_Halaman_
⟨
Gubernur Pastikan Surabaya Tak Boleh Kelola SMA/SMK Sendiri

Foto: ilustrasi

Foto: ilustrasi

Anggaran Gaji Guru Kurang Rp 128 Miliar
Pemprov Jatim, Bhirawa
Keinginan Wali Kota Surabaya Ir Tri Rismaharini menghadap Gubernur Jatim Dr H Soekarwo untuk membicarakan soal pengelolaan SMA/SMK mendapat respon positif. Pakde Karwo, sapaan akrab Gubernur Jatim mempersilakan Risma menyampaikan unek-uneknya.
“Iya saya diajak Bu Risma ketemu. Sudah saya persilakan, kita jagongan bareng gitu,” tuturnya saat ditemui, Kamis (1/12).
Pakde Karwo mengungkapkan dalam pengelolaan SMA/SMK oleh provinsi daerah tetap dipersilakan untuk terlibat. Namun untuk masalah pengelolaan, tetap di tangan provinsi sebagaimana amanat Undang-Undang No 23 Tahun 2014 tentang Pemerintah Daerah.
“Kalau minta mengelola sendiri tidak bisa karena sudah ada undang-undangnya. Harus diubah dulu undang-undangnya,” kata orang nomor satu di Jatim ini.
Gubernur memastikan tidak ada dasar apapun yang bisa digunakan oleh kabupaten/kota untuk mengelola SMA/SMK. “Pergub tidak bisa, perda saja rontok dengan adanya undang-undang itu,” tandasnya.
Lebih lanjut Pakde Karwo menjelaskan, meski tidak bisa mengelola, kabupaten/kota tetap dibolehkan mengalokasikan anggaran. Anggaran tersebut digunakan untuk membantu masyarakat Surabaya yang akan sekolah di Surabaya. “Itu sudah kita keluarkan SE (Surat Edaran)-nya. Sebenarnya untuk menjawab Surabaya, tapi kita berikan untuk seluruh Jatim,” kata dia.
⟩
_Baris tersimpan_
⟨
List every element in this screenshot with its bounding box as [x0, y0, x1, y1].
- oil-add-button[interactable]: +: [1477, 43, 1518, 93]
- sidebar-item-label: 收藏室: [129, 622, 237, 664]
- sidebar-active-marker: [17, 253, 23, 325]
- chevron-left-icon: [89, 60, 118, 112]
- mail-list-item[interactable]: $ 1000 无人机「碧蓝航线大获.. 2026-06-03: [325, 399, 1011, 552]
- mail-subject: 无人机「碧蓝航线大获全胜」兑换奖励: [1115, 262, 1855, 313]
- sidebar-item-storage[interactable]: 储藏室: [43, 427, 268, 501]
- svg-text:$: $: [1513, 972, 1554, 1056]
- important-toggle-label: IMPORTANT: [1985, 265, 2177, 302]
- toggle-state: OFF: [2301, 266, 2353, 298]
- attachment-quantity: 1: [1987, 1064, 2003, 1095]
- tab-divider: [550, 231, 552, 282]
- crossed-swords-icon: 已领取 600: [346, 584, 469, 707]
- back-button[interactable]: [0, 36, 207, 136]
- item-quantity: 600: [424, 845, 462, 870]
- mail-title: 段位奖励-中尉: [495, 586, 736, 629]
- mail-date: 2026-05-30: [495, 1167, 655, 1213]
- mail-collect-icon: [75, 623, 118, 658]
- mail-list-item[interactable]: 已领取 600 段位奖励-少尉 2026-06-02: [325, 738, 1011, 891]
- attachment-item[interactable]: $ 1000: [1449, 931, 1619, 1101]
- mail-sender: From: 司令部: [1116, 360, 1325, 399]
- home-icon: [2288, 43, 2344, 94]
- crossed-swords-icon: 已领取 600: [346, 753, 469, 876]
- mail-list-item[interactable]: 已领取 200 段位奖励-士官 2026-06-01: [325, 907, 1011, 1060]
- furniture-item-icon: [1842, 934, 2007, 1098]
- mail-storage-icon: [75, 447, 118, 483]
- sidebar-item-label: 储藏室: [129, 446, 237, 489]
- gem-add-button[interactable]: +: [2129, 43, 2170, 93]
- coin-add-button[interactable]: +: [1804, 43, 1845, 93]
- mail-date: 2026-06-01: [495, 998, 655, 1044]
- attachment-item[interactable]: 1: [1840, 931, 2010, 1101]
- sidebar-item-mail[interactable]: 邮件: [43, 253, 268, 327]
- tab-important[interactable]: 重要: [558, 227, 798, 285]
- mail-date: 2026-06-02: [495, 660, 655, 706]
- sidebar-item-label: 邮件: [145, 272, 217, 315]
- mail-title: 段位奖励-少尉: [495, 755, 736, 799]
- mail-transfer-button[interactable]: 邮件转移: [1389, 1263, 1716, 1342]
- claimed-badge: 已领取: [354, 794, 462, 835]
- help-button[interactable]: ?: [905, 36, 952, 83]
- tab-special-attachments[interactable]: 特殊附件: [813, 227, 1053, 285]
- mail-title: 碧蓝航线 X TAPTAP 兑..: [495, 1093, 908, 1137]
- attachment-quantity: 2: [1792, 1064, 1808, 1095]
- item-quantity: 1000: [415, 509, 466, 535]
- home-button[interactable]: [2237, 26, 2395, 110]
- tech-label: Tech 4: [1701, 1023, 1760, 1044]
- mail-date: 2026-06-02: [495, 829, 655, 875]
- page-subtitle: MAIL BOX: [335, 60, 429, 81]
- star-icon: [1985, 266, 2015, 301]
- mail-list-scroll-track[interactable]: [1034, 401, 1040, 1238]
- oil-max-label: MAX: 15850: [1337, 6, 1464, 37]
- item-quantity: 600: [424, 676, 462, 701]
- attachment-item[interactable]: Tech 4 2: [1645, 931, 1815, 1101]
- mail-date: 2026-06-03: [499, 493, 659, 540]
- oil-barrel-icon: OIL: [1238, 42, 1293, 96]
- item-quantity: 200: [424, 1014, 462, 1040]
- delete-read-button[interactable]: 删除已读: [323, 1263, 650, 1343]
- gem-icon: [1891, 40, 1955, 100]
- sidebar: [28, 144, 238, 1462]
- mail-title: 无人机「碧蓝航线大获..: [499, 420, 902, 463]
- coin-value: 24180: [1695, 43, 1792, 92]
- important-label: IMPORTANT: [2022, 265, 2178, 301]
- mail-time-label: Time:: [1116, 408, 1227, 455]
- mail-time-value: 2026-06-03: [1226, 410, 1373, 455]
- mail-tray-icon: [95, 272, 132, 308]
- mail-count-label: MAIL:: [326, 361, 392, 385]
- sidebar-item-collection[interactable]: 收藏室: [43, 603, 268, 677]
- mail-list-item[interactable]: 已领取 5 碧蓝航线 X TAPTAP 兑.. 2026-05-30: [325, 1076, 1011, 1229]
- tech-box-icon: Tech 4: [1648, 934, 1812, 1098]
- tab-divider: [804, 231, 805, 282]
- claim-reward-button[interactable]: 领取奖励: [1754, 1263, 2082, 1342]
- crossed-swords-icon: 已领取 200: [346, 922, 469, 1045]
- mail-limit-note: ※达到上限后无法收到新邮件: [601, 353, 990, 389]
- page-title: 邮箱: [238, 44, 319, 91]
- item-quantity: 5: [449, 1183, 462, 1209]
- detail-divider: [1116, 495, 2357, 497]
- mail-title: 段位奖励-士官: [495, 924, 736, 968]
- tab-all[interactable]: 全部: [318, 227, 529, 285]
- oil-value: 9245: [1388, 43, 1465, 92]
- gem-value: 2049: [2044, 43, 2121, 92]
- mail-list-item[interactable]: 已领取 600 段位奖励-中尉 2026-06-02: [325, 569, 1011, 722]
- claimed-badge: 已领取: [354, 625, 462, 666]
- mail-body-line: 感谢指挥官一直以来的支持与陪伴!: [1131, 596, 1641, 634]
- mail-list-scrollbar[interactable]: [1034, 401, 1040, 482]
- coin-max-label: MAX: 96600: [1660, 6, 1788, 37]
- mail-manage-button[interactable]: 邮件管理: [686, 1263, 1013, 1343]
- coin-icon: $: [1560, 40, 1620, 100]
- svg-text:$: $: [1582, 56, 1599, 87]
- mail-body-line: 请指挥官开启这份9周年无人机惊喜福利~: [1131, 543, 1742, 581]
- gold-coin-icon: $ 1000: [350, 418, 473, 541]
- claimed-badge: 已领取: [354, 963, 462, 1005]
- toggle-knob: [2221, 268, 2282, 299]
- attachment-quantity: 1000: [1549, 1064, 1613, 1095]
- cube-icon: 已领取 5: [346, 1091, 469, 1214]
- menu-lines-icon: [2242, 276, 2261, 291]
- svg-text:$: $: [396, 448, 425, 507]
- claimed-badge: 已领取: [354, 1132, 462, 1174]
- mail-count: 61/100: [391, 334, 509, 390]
⟩
_Kerjakan berikut ini_
(a) Jelaskan dalam satu sampai tiga kalimat alasan Surabaya tidak bisa mengelola SMA/SMK sendiri menurut berita tentang pengelolaan SMA/SMK.
(b) Tolong sebutkan semua jenis peraturan atau dokumen resmi pemerintah yang disebut dalam berita tentang pengelolaan SMA/SMK.
Baris-baris di atas diambil dari sumber lain.

_Jawaban tugas_
(a) Pengelolaan SMA/SMK berada di tangan provinsi sesuai amanat Undang-Undang No 23 Tahun 2014 tentang Pemerintah Daerah, sehingga undang-undang itu harus diubah dulu jika kabupaten/kota ingin mengelolanya sendiri. Tidak ada dasar lain yang bisa dipakai, karena pergub tidak bisa dan perda pun rontok dengan adanya undang-undang tersebut.

(b)
- Undang-Undang No 23 Tahun 2014 tentang Pemerintah Daerah
- Pergub
- Perda
- SE (Surat Edaran)